Copy out all lines that carry the word "Juni".

Extracted records:
+--
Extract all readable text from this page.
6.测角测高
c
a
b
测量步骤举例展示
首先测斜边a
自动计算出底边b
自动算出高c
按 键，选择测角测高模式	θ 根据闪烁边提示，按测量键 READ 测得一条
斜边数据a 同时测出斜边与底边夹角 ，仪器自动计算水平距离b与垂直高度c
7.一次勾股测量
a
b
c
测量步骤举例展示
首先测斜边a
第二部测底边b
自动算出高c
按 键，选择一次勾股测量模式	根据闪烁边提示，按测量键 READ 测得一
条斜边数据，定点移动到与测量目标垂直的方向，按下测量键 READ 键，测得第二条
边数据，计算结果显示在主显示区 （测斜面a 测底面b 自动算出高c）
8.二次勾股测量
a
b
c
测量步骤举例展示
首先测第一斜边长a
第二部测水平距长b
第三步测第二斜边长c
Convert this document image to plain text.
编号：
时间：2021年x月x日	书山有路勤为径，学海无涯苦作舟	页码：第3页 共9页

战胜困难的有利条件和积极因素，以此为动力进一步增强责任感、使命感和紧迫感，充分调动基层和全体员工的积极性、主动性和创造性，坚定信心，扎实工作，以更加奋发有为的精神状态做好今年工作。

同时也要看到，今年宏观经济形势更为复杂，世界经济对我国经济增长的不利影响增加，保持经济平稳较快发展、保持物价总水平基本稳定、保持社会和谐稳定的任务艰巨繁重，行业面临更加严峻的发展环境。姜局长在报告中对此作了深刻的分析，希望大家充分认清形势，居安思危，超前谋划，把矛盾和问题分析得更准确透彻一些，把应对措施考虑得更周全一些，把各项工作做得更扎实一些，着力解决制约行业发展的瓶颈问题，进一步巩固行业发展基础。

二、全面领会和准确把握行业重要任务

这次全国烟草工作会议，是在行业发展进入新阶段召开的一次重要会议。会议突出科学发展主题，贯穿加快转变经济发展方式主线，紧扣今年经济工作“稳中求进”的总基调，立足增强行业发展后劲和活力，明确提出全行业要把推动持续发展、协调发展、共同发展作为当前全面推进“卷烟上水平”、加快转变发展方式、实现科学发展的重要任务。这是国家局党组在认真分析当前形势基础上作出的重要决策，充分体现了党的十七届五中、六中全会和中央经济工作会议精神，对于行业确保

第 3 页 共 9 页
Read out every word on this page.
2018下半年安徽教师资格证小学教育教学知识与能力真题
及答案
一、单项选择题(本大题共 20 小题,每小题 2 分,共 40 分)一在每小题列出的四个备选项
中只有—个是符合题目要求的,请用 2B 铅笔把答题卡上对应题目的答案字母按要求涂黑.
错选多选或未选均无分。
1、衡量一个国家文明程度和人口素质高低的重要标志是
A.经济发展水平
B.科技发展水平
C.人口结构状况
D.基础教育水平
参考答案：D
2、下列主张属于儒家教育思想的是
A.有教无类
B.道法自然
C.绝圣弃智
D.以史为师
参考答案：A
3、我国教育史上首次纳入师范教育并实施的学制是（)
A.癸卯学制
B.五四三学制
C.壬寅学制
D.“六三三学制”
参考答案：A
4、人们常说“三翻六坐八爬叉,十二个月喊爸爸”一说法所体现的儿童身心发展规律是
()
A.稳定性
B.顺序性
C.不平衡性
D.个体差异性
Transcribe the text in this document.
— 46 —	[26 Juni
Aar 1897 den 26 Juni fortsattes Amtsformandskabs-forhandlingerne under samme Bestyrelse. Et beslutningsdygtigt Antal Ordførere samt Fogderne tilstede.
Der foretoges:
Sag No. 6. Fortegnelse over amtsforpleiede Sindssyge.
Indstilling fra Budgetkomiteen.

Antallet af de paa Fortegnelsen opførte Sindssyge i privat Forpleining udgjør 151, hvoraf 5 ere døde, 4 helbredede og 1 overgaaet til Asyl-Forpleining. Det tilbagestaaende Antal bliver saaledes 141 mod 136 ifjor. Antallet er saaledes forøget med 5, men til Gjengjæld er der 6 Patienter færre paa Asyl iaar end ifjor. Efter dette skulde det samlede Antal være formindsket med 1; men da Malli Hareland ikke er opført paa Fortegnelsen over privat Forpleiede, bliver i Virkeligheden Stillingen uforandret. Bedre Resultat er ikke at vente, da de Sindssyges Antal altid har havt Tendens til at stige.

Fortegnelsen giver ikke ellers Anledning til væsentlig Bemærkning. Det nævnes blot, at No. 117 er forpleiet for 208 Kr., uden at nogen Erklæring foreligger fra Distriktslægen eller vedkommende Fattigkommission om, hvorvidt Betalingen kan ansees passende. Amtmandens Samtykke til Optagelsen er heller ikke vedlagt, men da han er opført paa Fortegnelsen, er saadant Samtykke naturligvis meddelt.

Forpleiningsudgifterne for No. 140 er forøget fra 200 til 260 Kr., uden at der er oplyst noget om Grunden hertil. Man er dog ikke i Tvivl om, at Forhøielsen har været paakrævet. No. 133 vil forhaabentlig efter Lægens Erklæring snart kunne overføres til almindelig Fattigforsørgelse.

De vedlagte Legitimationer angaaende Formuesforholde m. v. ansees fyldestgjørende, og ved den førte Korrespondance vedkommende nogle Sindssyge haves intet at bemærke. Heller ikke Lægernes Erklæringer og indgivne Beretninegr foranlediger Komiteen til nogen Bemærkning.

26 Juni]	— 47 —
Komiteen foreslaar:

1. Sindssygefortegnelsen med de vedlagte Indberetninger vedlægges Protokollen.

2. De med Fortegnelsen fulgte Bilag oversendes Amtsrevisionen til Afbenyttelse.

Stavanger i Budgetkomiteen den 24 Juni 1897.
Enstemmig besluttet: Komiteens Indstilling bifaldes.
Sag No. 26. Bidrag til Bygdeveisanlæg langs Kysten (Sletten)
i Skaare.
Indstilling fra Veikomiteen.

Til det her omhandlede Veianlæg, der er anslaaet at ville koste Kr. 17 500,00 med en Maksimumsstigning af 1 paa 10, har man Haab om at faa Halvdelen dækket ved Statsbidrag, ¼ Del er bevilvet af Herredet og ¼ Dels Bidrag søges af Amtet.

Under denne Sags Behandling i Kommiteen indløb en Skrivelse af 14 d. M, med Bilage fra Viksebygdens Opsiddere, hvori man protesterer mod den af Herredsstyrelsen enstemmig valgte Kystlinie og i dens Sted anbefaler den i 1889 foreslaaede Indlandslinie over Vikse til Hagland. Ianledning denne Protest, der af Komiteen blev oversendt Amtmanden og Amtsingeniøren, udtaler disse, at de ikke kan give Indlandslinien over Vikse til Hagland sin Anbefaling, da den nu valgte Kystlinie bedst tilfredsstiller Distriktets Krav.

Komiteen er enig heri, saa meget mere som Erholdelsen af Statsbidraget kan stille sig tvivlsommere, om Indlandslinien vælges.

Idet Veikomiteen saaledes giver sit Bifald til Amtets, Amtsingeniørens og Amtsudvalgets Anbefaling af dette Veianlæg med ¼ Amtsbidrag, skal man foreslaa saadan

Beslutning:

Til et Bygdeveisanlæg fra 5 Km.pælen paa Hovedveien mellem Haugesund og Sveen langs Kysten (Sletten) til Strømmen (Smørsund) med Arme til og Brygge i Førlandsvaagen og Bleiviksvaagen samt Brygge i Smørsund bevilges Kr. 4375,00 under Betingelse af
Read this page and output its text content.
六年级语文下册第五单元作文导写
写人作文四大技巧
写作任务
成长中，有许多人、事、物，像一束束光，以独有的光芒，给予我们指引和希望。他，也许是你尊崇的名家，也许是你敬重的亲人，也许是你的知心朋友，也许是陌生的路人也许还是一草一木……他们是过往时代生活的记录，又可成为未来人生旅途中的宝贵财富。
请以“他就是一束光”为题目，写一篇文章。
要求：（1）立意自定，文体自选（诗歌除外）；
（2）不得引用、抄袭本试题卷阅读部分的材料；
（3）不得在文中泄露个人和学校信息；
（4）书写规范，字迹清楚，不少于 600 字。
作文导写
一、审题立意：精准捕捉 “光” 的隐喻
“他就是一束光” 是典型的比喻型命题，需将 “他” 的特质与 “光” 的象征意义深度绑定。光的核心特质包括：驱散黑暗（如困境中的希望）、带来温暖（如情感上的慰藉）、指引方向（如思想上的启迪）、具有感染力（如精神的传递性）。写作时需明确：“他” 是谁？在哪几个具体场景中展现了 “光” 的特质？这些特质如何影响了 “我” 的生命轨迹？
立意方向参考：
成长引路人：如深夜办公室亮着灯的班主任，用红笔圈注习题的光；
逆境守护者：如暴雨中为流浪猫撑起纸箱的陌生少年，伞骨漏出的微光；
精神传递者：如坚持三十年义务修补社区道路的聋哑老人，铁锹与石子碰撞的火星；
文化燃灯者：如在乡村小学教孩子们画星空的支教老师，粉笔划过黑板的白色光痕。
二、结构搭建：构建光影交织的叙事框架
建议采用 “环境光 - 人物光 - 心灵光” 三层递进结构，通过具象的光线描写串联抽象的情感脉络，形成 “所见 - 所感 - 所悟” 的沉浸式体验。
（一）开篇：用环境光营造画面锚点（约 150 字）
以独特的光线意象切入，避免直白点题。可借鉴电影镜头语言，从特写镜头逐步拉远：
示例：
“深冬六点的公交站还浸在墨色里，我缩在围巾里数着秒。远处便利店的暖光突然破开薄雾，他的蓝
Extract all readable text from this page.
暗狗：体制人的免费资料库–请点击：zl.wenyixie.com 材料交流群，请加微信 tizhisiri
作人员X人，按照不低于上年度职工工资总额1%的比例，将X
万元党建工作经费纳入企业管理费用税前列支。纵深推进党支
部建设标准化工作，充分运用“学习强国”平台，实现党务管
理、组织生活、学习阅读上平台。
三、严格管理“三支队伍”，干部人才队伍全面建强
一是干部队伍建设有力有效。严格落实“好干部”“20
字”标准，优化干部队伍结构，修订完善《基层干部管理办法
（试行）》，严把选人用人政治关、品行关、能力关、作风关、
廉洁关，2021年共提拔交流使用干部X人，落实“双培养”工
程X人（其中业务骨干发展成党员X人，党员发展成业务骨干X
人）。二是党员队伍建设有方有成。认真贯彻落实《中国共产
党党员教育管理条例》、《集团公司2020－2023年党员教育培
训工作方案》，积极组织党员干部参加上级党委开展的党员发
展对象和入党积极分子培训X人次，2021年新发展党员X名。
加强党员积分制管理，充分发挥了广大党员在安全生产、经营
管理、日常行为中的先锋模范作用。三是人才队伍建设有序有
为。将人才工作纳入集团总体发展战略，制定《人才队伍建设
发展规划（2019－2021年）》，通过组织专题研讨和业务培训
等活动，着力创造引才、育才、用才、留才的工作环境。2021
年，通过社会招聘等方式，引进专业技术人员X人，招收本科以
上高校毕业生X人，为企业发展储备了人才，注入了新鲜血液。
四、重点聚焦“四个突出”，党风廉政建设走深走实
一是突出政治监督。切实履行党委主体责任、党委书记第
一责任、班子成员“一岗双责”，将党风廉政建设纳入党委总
+--
THE RESPONSE:
— 46 —	[26 Juni
Aar 1897 den 26 Juni fortsattes Amtsformandskabs-forhandlingerne under samme Bestyrelse. Et beslutningsdygtigt Antal Ordførere samt Fogderne tilstede.
26 Juni]	— 47 —
Stavanger i Budgetkomiteen den 24 Juni 1897.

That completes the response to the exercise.